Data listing
::::

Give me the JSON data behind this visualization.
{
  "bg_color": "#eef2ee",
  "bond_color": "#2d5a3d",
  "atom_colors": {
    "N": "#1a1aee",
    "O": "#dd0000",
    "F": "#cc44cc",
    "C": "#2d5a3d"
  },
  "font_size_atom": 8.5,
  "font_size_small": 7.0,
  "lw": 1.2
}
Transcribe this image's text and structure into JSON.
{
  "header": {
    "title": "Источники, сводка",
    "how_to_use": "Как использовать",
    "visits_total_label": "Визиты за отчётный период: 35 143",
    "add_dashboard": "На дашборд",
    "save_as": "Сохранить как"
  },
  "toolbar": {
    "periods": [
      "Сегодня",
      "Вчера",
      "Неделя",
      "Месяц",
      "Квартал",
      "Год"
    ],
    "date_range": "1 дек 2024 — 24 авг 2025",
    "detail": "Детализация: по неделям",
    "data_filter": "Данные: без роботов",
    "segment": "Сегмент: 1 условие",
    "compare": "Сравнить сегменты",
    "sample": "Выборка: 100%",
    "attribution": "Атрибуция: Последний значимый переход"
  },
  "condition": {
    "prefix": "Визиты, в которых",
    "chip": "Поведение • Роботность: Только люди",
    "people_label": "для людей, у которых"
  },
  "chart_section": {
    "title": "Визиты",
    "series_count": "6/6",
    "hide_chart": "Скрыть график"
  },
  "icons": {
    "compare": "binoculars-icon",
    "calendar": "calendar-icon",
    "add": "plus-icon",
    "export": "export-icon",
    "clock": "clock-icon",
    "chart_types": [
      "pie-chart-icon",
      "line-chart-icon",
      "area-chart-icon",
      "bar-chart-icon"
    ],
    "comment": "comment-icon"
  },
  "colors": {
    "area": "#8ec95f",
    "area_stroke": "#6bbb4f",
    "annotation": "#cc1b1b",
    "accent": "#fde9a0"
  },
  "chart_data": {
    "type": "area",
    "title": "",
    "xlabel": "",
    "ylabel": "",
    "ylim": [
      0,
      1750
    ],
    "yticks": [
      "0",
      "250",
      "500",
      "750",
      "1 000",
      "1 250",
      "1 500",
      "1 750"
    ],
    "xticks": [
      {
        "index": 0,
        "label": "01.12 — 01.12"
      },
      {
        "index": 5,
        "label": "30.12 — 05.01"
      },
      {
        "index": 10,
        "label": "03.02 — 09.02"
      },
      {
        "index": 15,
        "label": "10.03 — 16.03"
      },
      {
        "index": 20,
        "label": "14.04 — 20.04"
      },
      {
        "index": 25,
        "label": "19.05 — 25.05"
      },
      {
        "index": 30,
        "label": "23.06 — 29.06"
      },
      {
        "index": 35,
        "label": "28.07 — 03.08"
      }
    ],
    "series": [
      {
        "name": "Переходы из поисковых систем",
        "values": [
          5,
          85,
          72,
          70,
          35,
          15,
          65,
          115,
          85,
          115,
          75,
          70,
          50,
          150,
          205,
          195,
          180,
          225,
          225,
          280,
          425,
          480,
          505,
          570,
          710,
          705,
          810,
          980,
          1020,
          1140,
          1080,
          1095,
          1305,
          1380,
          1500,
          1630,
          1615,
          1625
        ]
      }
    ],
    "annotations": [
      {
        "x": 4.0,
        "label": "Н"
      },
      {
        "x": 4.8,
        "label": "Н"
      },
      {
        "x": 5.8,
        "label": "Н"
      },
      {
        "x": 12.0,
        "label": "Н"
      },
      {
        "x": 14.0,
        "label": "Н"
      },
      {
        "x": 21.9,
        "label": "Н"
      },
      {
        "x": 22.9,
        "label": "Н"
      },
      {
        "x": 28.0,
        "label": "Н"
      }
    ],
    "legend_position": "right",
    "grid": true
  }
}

::::

YOUR OBJECTIVE
Reproduce each record exactly, leaving nothing out.

RIGHT ANSWER
Give me the JSON data behind this visualization.
{
  "bg_color": "#eef2ee",
  "bond_color": "#2d5a3d",
  "atom_colors": {
    "N": "#1a1aee",
    "O": "#dd0000",
    "F": "#cc44cc",
    "C": "#2d5a3d"
  },
  "font_size_atom": 8.5,
  "font_size_small": 7.0,
  "lw": 1.2
}
Transcribe this image's text and structure into JSON.
{
  "header": {
    "title": "Источники, сводка",
    "how_to_use": "Как использовать",
    "visits_total_label": "Визиты за отчётный период: 35 143",
    "add_dashboard": "На дашборд",
    "save_as": "Сохранить как"
  },
  "toolbar": {
    "periods": [
      "Сегодня",
      "Вчера",
      "Неделя",
      "Месяц",
      "Квартал",
      "Год"
    ],
    "date_range": "1 дек 2024 — 24 авг 2025",
    "detail": "Детализация: по неделям",
    "data_filter": "Данные: без роботов",
    "segment": "Сегмент: 1 условие",
    "compare": "Сравнить сегменты",
    "sample": "Выборка: 100%",
    "attribution": "Атрибуция: Последний значимый переход"
  },
  "condition": {
    "prefix": "Визиты, в которых",
    "chip": "Поведение • Роботность: Только люди",
    "people_label": "для людей, у которых"
  },
  "chart_section": {
    "title": "Визиты",
    "series_count": "6/6",
    "hide_chart": "Скрыть график"
  },
  "icons": {
    "compare": "binoculars-icon",
    "calendar": "calendar-icon",
    "add": "plus-icon",
    "export": "export-icon",
    "clock": "clock-icon",
    "chart_types": [
      "pie-chart-icon",
      "line-chart-icon",
      "area-chart-icon",
      "bar-chart-icon"
    ],
    "comment": "comment-icon"
  },
  "colors": {
    "area": "#8ec95f",
    "area_stroke": "#6bbb4f",
    "annotation": "#cc1b1b",
    "accent": "#fde9a0"
  },
  "chart_data": {
    "type": "area",
    "title": "",
    "xlabel": "",
    "ylabel": "",
    "ylim": [
      0,
      1750
    ],
    "yticks": [
      "0",
      "250",
      "500",
      "750",
      "1 000",
      "1 250",
      "1 500",
      "1 750"
    ],
    "xticks": [
      {
        "index": 0,
        "label": "01.12 — 01.12"
      },
      {
        "index": 5,
        "label": "30.12 — 05.01"
      },
      {
        "index": 10,
        "label": "03.02 — 09.02"
      },
      {
        "index": 15,
        "label": "10.03 — 16.03"
      },
      {
        "index": 20,
        "label": "14.04 — 20.04"
      },
      {
        "index": 25,
        "label": "19.05 — 25.05"
      },
      {
        "index": 30,
        "label": "23.06 — 29.06"
      },
      {
        "index": 35,
        "label": "28.07 — 03.08"
      }
    ],
    "series": [
      {
        "name": "Переходы из поисковых систем",
        "values": [
          5,
          85,
          72,
          70,
          35,
          15,
          65,
          115,
          85,
          115,
          75,
          70,
          50,
          150,
          205,
          195,
          180,
          225,
          225,
          280,
          425,
          480,
          505,
          570,
          710,
          705,
          810,
          980,
          1020,
          1140,
          1080,
          1095,
          1305,
          1380,
          1500,
          1630,
          1615,
          1625
        ]
      }
    ],
    "annotations": [
      {
        "x": 4.0,
        "label": "Н"
      },
      {
        "x": 4.8,
        "label": "Н"
      },
      {
        "x": 5.8,
        "label": "Н"
      },
      {
        "x": 12.0,
        "label": "Н"
      },
      {
        "x": 14.0,
        "label": "Н"
      },
      {
        "x": 21.9,
        "label": "Н"
      },
      {
        "x": 22.9,
        "label": "Н"
      },
      {
        "x": 28.0,
        "label": "Н"
      }
    ],
    "legend_position": "right",
    "grid": true
  }
}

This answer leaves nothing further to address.